# Objective:
Copy every line of the entries below character for character, omitting the pictures.

# Box annotation data:

.....

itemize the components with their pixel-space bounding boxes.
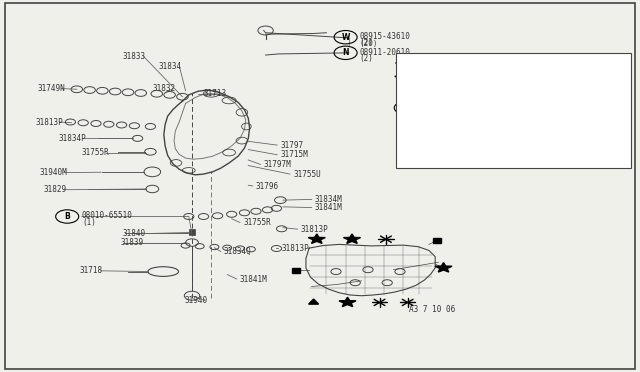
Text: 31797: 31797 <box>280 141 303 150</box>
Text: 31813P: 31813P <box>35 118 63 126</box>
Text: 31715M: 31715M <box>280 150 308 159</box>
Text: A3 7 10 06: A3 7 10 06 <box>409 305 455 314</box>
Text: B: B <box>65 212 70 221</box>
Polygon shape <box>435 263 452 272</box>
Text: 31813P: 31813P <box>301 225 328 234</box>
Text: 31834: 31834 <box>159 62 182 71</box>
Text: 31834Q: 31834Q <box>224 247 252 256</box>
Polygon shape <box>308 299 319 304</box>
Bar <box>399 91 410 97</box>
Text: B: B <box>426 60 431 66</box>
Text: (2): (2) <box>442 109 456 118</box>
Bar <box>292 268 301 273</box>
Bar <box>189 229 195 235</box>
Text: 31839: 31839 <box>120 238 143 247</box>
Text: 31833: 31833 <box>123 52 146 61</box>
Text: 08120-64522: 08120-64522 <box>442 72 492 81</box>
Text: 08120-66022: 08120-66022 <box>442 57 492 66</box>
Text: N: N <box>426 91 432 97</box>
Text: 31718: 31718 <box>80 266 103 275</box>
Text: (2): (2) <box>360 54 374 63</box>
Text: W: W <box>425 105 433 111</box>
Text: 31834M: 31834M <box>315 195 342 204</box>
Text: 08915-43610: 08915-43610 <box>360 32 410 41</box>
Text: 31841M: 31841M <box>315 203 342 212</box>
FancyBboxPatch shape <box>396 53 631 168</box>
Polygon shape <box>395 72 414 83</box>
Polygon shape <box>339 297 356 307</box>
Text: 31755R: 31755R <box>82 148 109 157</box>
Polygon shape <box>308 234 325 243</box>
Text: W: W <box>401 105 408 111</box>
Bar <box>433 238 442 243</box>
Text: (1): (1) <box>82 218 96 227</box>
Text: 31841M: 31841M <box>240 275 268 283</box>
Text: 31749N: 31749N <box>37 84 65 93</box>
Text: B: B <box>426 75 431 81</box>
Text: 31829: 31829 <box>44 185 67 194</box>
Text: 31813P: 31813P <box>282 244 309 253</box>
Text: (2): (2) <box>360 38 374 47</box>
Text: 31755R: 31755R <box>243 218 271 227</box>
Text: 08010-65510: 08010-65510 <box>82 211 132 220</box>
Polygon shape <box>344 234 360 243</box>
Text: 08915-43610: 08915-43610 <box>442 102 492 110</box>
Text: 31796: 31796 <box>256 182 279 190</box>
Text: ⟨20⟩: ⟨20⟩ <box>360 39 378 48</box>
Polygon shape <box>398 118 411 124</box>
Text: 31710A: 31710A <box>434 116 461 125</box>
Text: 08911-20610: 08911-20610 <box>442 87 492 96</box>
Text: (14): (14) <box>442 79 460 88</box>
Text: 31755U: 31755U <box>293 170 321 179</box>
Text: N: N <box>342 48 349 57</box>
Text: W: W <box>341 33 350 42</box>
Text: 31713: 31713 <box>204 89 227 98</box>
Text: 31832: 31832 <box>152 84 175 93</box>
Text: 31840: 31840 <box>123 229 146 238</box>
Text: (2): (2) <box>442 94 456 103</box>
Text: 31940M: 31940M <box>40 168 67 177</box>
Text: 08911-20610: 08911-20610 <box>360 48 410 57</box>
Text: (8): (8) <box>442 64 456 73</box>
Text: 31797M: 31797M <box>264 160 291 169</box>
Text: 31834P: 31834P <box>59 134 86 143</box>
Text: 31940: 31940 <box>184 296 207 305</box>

.....

# Answer:
itemize the components with their pixel-space bounding boxes.
Text: 31797: 31797 <box>280 141 303 150</box>
Text: 31813P: 31813P <box>35 118 63 126</box>
Text: 31715M: 31715M <box>280 150 308 159</box>
Text: A3 7 10 06: A3 7 10 06 <box>409 305 455 314</box>
Text: B: B <box>65 212 70 221</box>
Polygon shape <box>435 263 452 272</box>
Text: 31813P: 31813P <box>301 225 328 234</box>
Text: 31834: 31834 <box>159 62 182 71</box>
Text: 31834Q: 31834Q <box>224 247 252 256</box>
Polygon shape <box>308 299 319 304</box>
Bar <box>399 91 410 97</box>
Text: B: B <box>426 60 431 66</box>
Text: (2): (2) <box>442 109 456 118</box>
Bar <box>292 268 301 273</box>
Bar <box>189 229 195 235</box>
Text: 31839: 31839 <box>120 238 143 247</box>
Text: 31833: 31833 <box>123 52 146 61</box>
Text: 08120-64522: 08120-64522 <box>442 72 492 81</box>
Text: 08120-66022: 08120-66022 <box>442 57 492 66</box>
Text: N: N <box>426 91 432 97</box>
Text: 31718: 31718 <box>80 266 103 275</box>
Text: (2): (2) <box>360 54 374 63</box>
Text: W: W <box>425 105 433 111</box>
Text: 31834M: 31834M <box>315 195 342 204</box>
Text: 08915-43610: 08915-43610 <box>360 32 410 41</box>
Text: 31841M: 31841M <box>315 203 342 212</box>
FancyBboxPatch shape <box>396 53 631 168</box>
Polygon shape <box>395 72 414 83</box>
Polygon shape <box>339 297 356 307</box>
Text: 31755R: 31755R <box>82 148 109 157</box>
Polygon shape <box>308 234 325 243</box>
Text: W: W <box>401 105 408 111</box>
Bar <box>433 238 442 243</box>
Text: (1): (1) <box>82 218 96 227</box>
Text: 31841M: 31841M <box>240 275 268 283</box>
Text: 31749N: 31749N <box>37 84 65 93</box>
Text: B: B <box>426 75 431 81</box>
Text: 31829: 31829 <box>44 185 67 194</box>
Text: 31813P: 31813P <box>282 244 309 253</box>
Text: (2): (2) <box>360 38 374 47</box>
Text: 31755R: 31755R <box>243 218 271 227</box>
Text: 08010-65510: 08010-65510 <box>82 211 132 220</box>
Polygon shape <box>344 234 360 243</box>
Text: 08915-43610: 08915-43610 <box>442 102 492 110</box>
Text: 31796: 31796 <box>256 182 279 190</box>
Text: ⟨20⟩: ⟨20⟩ <box>360 39 378 48</box>
Polygon shape <box>398 118 411 124</box>
Text: 31710A: 31710A <box>434 116 461 125</box>
Text: 08911-20610: 08911-20610 <box>442 87 492 96</box>
Text: (14): (14) <box>442 79 460 88</box>
Text: 31755U: 31755U <box>293 170 321 179</box>
Text: N: N <box>342 48 349 57</box>
Text: W: W <box>341 33 350 42</box>
Text: 31713: 31713 <box>204 89 227 98</box>
Text: 31832: 31832 <box>152 84 175 93</box>
Text: 31840: 31840 <box>123 229 146 238</box>
Text: (2): (2) <box>442 94 456 103</box>
Text: 31940M: 31940M <box>40 168 67 177</box>
Text: 08911-20610: 08911-20610 <box>360 48 410 57</box>
Text: (8): (8) <box>442 64 456 73</box>
Text: 31797M: 31797M <box>264 160 291 169</box>
Text: 31834P: 31834P <box>59 134 86 143</box>
Text: 31940: 31940 <box>184 296 207 305</box>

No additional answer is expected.